REQUIREMENT
Say how many lines of the material below contain the word "Петр", with no other words.

TASK MATERIAL
========================================

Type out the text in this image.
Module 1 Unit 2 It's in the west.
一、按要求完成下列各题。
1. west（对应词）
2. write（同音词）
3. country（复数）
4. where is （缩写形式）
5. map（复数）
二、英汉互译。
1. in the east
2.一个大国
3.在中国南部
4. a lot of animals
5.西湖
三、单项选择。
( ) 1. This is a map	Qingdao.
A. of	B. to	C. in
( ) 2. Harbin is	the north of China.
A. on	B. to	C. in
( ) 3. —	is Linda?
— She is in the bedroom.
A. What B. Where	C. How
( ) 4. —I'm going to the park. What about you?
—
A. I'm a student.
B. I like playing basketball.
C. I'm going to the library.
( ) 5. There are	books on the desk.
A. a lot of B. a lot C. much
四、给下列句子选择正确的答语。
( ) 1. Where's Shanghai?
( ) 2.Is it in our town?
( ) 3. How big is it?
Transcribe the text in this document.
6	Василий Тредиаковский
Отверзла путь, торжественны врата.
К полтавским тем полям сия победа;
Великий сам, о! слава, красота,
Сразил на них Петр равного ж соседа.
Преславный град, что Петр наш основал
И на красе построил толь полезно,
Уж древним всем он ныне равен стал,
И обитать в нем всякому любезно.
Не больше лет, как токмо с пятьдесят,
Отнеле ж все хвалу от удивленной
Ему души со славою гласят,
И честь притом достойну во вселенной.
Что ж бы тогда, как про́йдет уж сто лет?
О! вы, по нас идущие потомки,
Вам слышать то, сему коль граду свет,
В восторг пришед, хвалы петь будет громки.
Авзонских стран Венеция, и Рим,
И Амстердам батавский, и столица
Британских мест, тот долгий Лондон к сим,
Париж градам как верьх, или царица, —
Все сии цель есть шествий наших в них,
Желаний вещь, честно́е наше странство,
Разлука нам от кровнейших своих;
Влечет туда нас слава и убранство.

========================================

RESULT FOR THIS EXERCISE
2